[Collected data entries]

□ □ □

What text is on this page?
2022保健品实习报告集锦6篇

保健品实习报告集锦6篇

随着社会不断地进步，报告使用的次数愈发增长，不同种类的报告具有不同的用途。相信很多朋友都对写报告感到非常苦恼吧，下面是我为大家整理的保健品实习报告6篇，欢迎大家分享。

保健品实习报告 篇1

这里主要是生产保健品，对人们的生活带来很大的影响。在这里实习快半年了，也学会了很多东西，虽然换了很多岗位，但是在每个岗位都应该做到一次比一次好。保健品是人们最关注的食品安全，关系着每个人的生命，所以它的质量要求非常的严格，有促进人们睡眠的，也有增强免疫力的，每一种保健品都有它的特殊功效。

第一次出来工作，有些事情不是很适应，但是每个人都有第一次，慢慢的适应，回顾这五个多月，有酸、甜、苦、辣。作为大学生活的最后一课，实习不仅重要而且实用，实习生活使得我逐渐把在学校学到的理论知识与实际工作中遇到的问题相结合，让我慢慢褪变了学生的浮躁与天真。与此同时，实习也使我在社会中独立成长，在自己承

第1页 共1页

□ □ □

Copy out each record exactly as given, omitting none.

What text is on this page?
2022保健品实习报告集锦6篇

保健品实习报告集锦6篇

随着社会不断地进步，报告使用的次数愈发增长，不同种类的报告具有不同的用途。相信很多朋友都对写报告感到非常苦恼吧，下面是我为大家整理的保健品实习报告6篇，欢迎大家分享。

保健品实习报告 篇1

这里主要是生产保健品，对人们的生活带来很大的影响。在这里实习快半年了，也学会了很多东西，虽然换了很多岗位，但是在每个岗位都应该做到一次比一次好。保健品是人们最关注的食品安全，关系着每个人的生命，所以它的质量要求非常的严格，有促进人们睡眠的，也有增强免疫力的，每一种保健品都有它的特殊功效。

第一次出来工作，有些事情不是很适应，但是每个人都有第一次，慢慢的适应，回顾这五个多月，有酸、甜、苦、辣。作为大学生活的最后一课，实习不仅重要而且实用，实习生活使得我逐渐把在学校学到的理论知识与实际工作中遇到的问题相结合，让我慢慢褪变了学生的浮躁与天真。与此同时，实习也使我在社会中独立成长，在自己承

第1页 共1页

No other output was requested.